Task instructions –
Each entry must be given again exactly; images do not belong in the copy.

Extracted records –
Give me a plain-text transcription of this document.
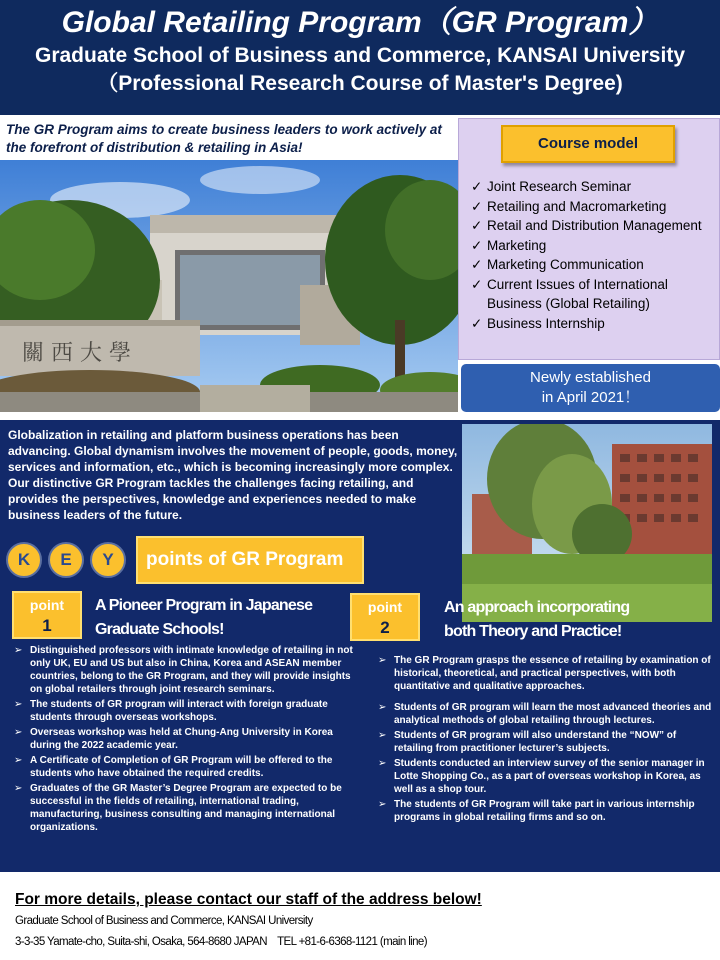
Global Retailing Program（GR Program）
Graduate School of Business and Commerce, KANSAI University
（Professional Research Course of Master's Degree)
The GR Program aims to create business leaders to work actively at the forefront of distribution & retailing in Asia!
關 西 大 學
Course model
✓ Joint Research Seminar
✓ Retailing and Macromarketing
✓ Retail and Distribution Management
✓ Marketing
✓ Marketing Communication
✓ Current Issues of International Business (Global Retailing)
✓ Business Internship
Newly established
in April 2021！
Globalization in retailing and platform business operations has been advancing. Global dynamism involves the movement of people, goods, money, services and information, etc., which is becoming increasingly more complex. Our distinctive GR Program tackles the challenges facing retailing, and provides the perspectives, knowledge and experiences needed to make business leaders of the future.
K	E	Y	points of GR Program
point
1
A Pioneer Program in Japanese
Graduate Schools!
➢ Distinguished professors with intimate knowledge of retailing in not only UK, EU and US but also in China, Korea and ASEAN member countries, belong to the GR Program, and they will provide insights on global retailers through joint research seminars.
➢ The students of GR program will interact with foreign graduate students through overseas workshops.
➢ Overseas workshop was held at Chung-Ang University in Korea during the 2022 academic year.
➢ A Certificate of Completion of GR Program will be offered to the students who have obtained the required credits.
➢ Graduates of the GR Master’s Degree Program are expected to be successful in the fields of retailing, international trading, manufacturing, business consulting and managing international organizations.
point
2
An approach incorporating
both Theory and Practice!
➢ The GR Program grasps the essence of retailing by examination of historical, theoretical, and practical perspectives, with both quantitative and qualitative approaches.
➢ Students of GR program will learn the most advanced theories and analytical methods of global retailing through lectures.
➢ Students of GR program will also understand the “NOW” of retailing from practitioner lecturer’s subjects.
➢ Students conducted an interview survey of the senior manager in Lotte Shopping Co., as a part of overseas workshop in Korea, as well as a shop tour.
➢ The students of GR Program will take part in various internship programs in global retailing firms and so on.
For more details, please contact our staff of the address below!
Graduate School of Business and Commerce, KANSAI University
3-3-35 Yamate-cho, Suita-shi, Osaka, 564-8680 JAPAN    TEL +81-6-6368-1121 (main line)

Response below –
Give me a plain-text transcription of this document.
Global Retailing Program（GR Program）
Graduate School of Business and Commerce, KANSAI University
（Professional Research Course of Master's Degree)
The GR Program aims to create business leaders to work actively at the forefront of distribution & retailing in Asia!
關 西 大 學
Course model
✓ Joint Research Seminar
✓ Retailing and Macromarketing
✓ Retail and Distribution Management
✓ Marketing
✓ Marketing Communication
✓ Current Issues of International Business (Global Retailing)
✓ Business Internship
Newly established
in April 2021！
Globalization in retailing and platform business operations has been advancing. Global dynamism involves the movement of people, goods, money, services and information, etc., which is becoming increasingly more complex. Our distinctive GR Program tackles the challenges facing retailing, and provides the perspectives, knowledge and experiences needed to make business leaders of the future.
K	E	Y	points of GR Program
point
1
A Pioneer Program in Japanese
Graduate Schools!
➢ Distinguished professors with intimate knowledge of retailing in not only UK, EU and US but also in China, Korea and ASEAN member countries, belong to the GR Program, and they will provide insights on global retailers through joint research seminars.
➢ The students of GR program will interact with foreign graduate students through overseas workshops.
➢ Overseas workshop was held at Chung-Ang University in Korea during the 2022 academic year.
➢ A Certificate of Completion of GR Program will be offered to the students who have obtained the required credits.
➢ Graduates of the GR Master’s Degree Program are expected to be successful in the fields of retailing, international trading, manufacturing, business consulting and managing international organizations.
point
2
An approach incorporating
both Theory and Practice!
➢ The GR Program grasps the essence of retailing by examination of historical, theoretical, and practical perspectives, with both quantitative and qualitative approaches.
➢ Students of GR program will learn the most advanced theories and analytical methods of global retailing through lectures.
➢ Students of GR program will also understand the “NOW” of retailing from practitioner lecturer’s subjects.
➢ Students conducted an interview survey of the senior manager in Lotte Shopping Co., as a part of overseas workshop in Korea, as well as a shop tour.
➢ The students of GR Program will take part in various internship programs in global retailing firms and so on.
For more details, please contact our staff of the address below!
Graduate School of Business and Commerce, KANSAI University
3-3-35 Yamate-cho, Suita-shi, Osaka, 564-8680 JAPAN    TEL +81-6-6368-1121 (main line)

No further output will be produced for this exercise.